TASK DETAILS -
Find and copy every line in the records that includes the string "onwards".

RECORDS PROVIDED -

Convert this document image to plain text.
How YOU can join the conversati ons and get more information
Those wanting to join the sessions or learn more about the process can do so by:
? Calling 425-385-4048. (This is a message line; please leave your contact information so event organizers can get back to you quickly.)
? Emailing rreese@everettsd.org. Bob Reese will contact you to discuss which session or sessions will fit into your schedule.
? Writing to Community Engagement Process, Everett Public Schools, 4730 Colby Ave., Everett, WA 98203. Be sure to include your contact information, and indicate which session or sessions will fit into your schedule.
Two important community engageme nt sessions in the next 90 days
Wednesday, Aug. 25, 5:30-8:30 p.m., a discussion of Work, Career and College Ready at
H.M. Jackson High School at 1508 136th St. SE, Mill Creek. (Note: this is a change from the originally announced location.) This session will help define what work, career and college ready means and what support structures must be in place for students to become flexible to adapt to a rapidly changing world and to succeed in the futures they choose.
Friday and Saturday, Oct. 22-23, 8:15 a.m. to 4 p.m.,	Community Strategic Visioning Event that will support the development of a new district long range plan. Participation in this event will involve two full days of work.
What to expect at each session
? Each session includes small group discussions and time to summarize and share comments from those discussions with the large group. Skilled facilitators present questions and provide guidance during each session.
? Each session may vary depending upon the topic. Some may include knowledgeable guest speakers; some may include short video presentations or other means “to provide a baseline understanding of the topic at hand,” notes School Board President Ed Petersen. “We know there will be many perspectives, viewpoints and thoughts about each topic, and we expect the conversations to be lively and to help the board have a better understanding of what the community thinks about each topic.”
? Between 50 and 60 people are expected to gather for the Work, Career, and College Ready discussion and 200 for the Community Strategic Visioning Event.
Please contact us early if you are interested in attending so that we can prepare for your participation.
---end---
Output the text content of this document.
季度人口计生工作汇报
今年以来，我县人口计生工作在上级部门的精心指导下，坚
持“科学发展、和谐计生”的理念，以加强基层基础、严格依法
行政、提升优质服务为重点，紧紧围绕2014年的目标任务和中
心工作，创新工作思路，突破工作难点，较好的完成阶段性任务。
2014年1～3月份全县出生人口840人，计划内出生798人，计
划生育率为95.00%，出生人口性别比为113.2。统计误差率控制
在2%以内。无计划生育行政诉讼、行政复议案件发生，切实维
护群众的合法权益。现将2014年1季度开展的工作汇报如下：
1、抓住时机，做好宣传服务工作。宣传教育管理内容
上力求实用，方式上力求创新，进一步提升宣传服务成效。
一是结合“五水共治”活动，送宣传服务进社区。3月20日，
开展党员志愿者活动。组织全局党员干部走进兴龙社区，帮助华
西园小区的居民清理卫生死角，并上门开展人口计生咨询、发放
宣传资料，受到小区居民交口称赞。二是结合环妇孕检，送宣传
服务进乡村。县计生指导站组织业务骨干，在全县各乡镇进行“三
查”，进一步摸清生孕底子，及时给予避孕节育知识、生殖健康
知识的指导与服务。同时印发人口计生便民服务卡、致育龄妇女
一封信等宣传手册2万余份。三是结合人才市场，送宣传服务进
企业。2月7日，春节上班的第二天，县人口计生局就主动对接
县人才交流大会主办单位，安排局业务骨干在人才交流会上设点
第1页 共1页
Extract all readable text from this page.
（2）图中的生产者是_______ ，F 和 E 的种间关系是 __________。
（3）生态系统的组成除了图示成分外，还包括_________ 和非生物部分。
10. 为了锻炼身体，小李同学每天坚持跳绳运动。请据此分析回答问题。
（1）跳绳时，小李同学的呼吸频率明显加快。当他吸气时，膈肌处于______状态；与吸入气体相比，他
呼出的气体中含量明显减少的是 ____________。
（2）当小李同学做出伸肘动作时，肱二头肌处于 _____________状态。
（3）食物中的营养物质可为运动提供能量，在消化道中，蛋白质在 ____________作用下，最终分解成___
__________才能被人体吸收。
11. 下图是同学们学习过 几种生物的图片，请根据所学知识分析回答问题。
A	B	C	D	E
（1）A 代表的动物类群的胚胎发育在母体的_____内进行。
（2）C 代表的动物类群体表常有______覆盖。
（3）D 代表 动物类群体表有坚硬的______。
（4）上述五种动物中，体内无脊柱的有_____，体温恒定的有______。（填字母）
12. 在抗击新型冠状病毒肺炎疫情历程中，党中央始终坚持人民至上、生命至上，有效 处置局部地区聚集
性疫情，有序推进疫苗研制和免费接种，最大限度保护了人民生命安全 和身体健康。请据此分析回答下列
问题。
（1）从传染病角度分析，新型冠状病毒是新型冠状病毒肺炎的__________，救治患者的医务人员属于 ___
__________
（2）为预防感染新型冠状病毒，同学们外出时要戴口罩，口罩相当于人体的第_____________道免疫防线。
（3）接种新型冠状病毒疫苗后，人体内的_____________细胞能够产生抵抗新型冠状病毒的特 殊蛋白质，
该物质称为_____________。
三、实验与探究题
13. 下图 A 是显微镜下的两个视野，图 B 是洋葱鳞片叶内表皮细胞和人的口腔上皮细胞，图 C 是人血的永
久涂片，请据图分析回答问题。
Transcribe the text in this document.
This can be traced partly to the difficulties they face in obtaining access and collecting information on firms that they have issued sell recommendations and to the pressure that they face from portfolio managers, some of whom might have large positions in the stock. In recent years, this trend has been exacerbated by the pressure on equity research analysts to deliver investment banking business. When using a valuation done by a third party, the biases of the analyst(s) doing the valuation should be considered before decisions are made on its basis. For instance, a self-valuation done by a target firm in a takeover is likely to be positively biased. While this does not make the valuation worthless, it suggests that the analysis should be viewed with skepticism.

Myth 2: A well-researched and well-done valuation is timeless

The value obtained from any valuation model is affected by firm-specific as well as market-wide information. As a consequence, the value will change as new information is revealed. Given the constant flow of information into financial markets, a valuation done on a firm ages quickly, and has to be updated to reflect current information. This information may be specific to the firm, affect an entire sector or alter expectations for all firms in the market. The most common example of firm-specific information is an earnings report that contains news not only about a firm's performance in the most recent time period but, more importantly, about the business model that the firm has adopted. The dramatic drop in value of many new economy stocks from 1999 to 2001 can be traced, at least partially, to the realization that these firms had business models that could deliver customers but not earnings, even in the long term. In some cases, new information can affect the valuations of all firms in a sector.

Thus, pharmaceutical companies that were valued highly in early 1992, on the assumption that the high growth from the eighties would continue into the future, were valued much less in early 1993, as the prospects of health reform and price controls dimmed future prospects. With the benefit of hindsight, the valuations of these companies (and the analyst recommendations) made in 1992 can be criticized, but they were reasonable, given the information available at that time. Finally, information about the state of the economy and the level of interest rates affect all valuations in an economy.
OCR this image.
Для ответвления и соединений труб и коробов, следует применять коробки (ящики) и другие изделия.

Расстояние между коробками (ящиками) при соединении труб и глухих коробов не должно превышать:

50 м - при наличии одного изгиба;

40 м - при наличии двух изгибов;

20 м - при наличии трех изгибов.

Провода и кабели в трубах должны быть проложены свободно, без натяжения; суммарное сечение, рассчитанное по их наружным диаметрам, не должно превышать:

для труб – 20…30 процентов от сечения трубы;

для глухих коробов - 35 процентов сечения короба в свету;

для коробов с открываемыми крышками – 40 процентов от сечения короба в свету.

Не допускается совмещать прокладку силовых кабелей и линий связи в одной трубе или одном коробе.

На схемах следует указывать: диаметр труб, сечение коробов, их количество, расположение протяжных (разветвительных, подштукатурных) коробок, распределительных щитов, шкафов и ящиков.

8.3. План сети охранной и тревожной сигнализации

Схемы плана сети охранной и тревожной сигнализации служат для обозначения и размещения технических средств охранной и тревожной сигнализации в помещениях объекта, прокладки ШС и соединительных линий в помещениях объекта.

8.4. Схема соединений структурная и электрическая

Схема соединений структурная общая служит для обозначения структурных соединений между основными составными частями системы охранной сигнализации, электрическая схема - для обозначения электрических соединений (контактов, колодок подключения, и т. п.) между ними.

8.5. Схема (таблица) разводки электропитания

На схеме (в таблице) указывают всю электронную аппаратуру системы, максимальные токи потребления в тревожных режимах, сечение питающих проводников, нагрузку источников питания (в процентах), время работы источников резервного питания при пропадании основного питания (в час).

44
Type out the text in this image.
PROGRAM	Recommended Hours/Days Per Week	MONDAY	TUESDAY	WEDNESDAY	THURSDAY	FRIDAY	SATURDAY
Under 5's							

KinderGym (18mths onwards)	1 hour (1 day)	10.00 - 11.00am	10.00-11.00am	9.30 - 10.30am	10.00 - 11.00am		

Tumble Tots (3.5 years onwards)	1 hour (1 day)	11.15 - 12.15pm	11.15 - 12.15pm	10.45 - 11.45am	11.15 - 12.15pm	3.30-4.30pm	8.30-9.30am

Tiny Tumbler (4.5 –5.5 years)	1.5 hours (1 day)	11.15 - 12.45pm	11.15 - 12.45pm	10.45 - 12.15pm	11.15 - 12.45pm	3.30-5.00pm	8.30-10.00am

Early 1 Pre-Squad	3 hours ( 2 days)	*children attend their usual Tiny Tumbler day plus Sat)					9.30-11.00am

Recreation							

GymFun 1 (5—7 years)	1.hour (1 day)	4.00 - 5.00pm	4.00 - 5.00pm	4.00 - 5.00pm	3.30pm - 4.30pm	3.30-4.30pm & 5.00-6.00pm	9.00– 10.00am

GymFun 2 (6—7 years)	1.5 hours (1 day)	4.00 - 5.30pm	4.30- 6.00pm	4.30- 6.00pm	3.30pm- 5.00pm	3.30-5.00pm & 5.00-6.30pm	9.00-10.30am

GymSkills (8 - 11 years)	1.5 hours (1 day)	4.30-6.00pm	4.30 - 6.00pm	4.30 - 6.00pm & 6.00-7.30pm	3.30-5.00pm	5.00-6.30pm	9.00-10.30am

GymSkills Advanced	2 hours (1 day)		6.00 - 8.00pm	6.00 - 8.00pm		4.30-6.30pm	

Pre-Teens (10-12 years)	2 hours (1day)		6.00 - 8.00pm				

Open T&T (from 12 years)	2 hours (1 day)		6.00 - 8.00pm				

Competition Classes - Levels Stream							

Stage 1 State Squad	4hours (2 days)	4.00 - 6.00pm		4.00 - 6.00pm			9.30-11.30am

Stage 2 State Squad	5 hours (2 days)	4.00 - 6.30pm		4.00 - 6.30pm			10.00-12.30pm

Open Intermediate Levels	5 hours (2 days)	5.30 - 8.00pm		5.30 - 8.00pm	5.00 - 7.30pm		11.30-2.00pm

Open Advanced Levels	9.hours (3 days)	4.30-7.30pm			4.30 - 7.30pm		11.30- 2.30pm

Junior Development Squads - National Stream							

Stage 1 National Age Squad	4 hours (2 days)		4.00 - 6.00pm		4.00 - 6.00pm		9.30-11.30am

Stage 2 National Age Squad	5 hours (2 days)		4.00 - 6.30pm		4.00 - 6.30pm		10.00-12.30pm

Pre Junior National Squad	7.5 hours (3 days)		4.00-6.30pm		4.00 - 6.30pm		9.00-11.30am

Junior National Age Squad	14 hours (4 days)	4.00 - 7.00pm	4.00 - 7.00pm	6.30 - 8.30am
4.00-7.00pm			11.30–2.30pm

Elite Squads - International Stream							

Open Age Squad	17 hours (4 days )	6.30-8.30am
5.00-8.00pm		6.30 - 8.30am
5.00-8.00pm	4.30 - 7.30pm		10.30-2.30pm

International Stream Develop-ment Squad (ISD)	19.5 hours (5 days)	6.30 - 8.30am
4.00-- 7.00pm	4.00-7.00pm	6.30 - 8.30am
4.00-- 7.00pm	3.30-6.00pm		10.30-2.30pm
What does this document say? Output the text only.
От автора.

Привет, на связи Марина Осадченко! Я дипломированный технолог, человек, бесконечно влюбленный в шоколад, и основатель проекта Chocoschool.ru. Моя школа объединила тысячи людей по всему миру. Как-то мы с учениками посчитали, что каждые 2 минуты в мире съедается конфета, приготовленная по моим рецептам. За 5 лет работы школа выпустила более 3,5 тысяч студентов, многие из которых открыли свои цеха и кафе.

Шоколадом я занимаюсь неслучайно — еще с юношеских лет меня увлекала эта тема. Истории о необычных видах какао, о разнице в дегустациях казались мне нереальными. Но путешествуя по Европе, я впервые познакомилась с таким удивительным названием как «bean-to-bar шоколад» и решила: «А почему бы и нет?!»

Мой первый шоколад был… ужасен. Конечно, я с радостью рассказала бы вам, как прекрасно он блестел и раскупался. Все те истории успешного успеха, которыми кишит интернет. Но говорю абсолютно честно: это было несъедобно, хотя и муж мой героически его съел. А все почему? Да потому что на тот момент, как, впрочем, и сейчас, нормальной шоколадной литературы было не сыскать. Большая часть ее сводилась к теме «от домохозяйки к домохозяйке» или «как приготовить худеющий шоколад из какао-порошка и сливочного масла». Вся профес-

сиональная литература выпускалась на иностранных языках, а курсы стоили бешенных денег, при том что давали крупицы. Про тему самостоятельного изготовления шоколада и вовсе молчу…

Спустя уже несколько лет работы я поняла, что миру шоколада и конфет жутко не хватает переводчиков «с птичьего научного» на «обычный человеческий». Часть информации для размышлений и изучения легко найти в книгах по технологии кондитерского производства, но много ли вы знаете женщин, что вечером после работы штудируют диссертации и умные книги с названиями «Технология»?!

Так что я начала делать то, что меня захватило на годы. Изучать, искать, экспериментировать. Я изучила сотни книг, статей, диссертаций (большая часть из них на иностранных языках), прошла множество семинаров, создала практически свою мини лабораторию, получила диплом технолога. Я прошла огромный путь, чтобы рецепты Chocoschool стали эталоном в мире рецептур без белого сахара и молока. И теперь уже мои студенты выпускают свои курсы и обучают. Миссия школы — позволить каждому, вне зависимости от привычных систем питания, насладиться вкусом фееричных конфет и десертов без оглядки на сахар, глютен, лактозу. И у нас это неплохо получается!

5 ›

CORRECT RESPONSE -
KinderGym (18mths onwards)	1 hour (1 day)	10.00 - 11.00am	10.00-11.00am	9.30 - 10.30am	10.00 - 11.00am		
Tumble Tots (3.5 years onwards)	1 hour (1 day)	11.15 - 12.15pm	11.15 - 12.15pm	10.45 - 11.45am	11.15 - 12.15pm	3.30-4.30pm	8.30-9.30am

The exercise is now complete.